◆ Written problem:
Write out the entire listing below exactly as it appears, minus any pictures.

◆ Input for this task:
====

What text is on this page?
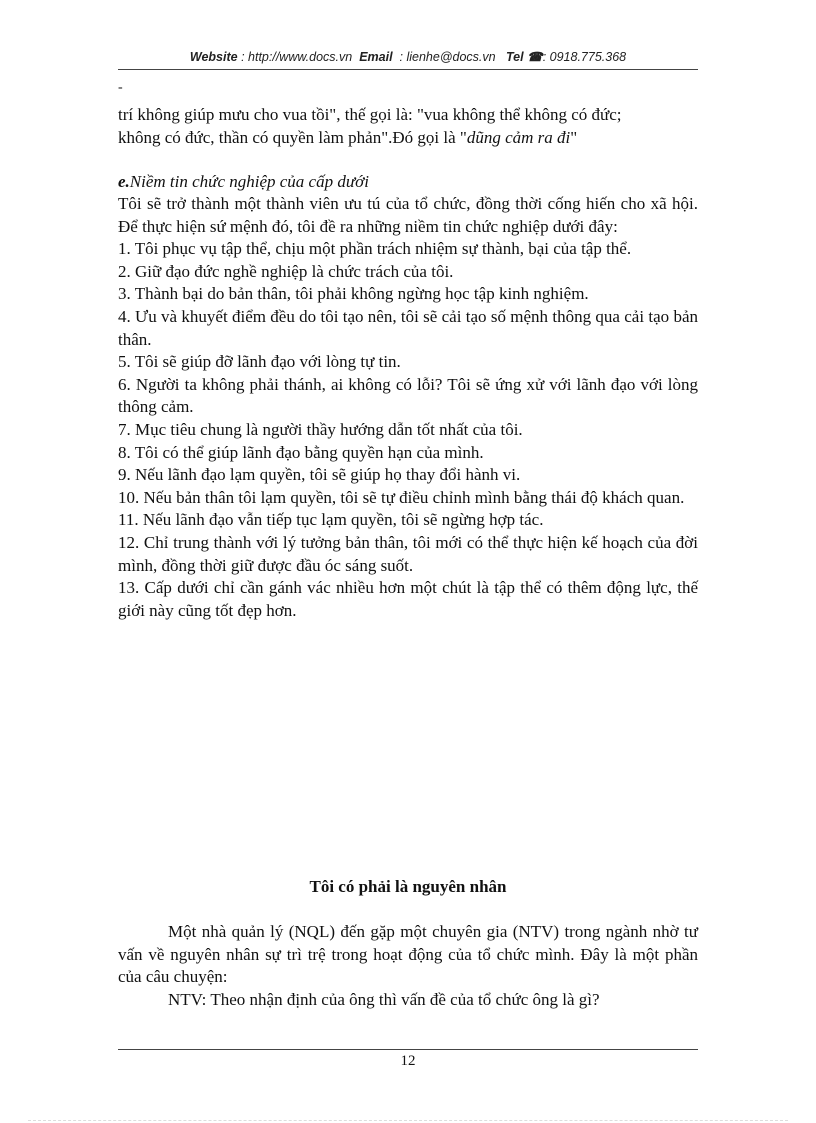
Website : http://www.docs.vn Email : lienhe@docs.vn Tel ☎: 0918.775.368
-

trí không giúp mưu cho vua tồi", thế gọi là: "vua không thể không có đức;

không có đức, thần có quyền làm phản".Đó gọi là "dũng cảm ra đi"

e.Niềm tin chức nghiệp của cấp dưới

Tôi sẽ trở thành một thành viên ưu tú của tổ chức, đồng thời cống hiến cho xã hội. Để thực hiện sứ mệnh đó, tôi đề ra những niềm tin chức nghiệp dưới đây:

1. Tôi phục vụ tập thể, chịu một phần trách nhiệm sự thành, bại của tập thể.

2. Giữ đạo đức nghề nghiệp là chức trách của tôi.

3. Thành bại do bản thân, tôi phải không ngừng học tập kinh nghiệm.

4. Ưu và khuyết điểm đều do tôi tạo nên, tôi sẽ cải tạo số mệnh thông qua cải tạo bản thân.

5. Tôi sẽ giúp đỡ lãnh đạo với lòng tự tin.

6. Người ta không phải thánh, ai không có lỗi? Tôi sẽ ứng xử với lãnh đạo với lòng thông cảm.

7. Mục tiêu chung là người thầy hướng dẫn tốt nhất của tôi.

8. Tôi có thể giúp lãnh đạo bằng quyền hạn của mình.

9. Nếu lãnh đạo lạm quyền, tôi sẽ giúp họ thay đổi hành vi.

10. Nếu bản thân tôi lạm quyền, tôi sẽ tự điều chỉnh mình bằng thái độ khách quan.

11. Nếu lãnh đạo vẫn tiếp tục lạm quyền, tôi sẽ ngừng hợp tác.

12. Chỉ trung thành với lý tưởng bản thân, tôi mới có thể thực hiện kế hoạch của đời mình, đồng thời giữ được đầu óc sáng suốt.

13. Cấp dưới chỉ cần gánh vác nhiều hơn một chút là tập thể có thêm động lực, thế giới này cũng tốt đẹp hơn.

Tôi có phải là nguyên nhân

Một nhà quản lý (NQL) đến gặp một chuyên gia (NTV) trong ngành nhờ tư vấn về nguyên nhân sự trì trệ trong hoạt động của tổ chức mình. Đây là một phần của câu chuyện:

NTV: Theo nhận định của ông thì vấn đề của tổ chức ông là gì?

12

====

◆ Solution to the exercise:
What text is on this page?
Website : http://www.docs.vn Email : lienhe@docs.vn Tel ☎: 0918.775.368
-

trí không giúp mưu cho vua tồi", thế gọi là: "vua không thể không có đức;

không có đức, thần có quyền làm phản".Đó gọi là "dũng cảm ra đi"

e.Niềm tin chức nghiệp của cấp dưới

Tôi sẽ trở thành một thành viên ưu tú của tổ chức, đồng thời cống hiến cho xã hội. Để thực hiện sứ mệnh đó, tôi đề ra những niềm tin chức nghiệp dưới đây:

1. Tôi phục vụ tập thể, chịu một phần trách nhiệm sự thành, bại của tập thể.

2. Giữ đạo đức nghề nghiệp là chức trách của tôi.

3. Thành bại do bản thân, tôi phải không ngừng học tập kinh nghiệm.

4. Ưu và khuyết điểm đều do tôi tạo nên, tôi sẽ cải tạo số mệnh thông qua cải tạo bản thân.

5. Tôi sẽ giúp đỡ lãnh đạo với lòng tự tin.

6. Người ta không phải thánh, ai không có lỗi? Tôi sẽ ứng xử với lãnh đạo với lòng thông cảm.

7. Mục tiêu chung là người thầy hướng dẫn tốt nhất của tôi.

8. Tôi có thể giúp lãnh đạo bằng quyền hạn của mình.

9. Nếu lãnh đạo lạm quyền, tôi sẽ giúp họ thay đổi hành vi.

10. Nếu bản thân tôi lạm quyền, tôi sẽ tự điều chỉnh mình bằng thái độ khách quan.

11. Nếu lãnh đạo vẫn tiếp tục lạm quyền, tôi sẽ ngừng hợp tác.

12. Chỉ trung thành với lý tưởng bản thân, tôi mới có thể thực hiện kế hoạch của đời mình, đồng thời giữ được đầu óc sáng suốt.

13. Cấp dưới chỉ cần gánh vác nhiều hơn một chút là tập thể có thêm động lực, thế giới này cũng tốt đẹp hơn.

Tôi có phải là nguyên nhân

Một nhà quản lý (NQL) đến gặp một chuyên gia (NTV) trong ngành nhờ tư vấn về nguyên nhân sự trì trệ trong hoạt động của tổ chức mình. Đây là một phần của câu chuyện:

NTV: Theo nhận định của ông thì vấn đề của tổ chức ông là gì?

12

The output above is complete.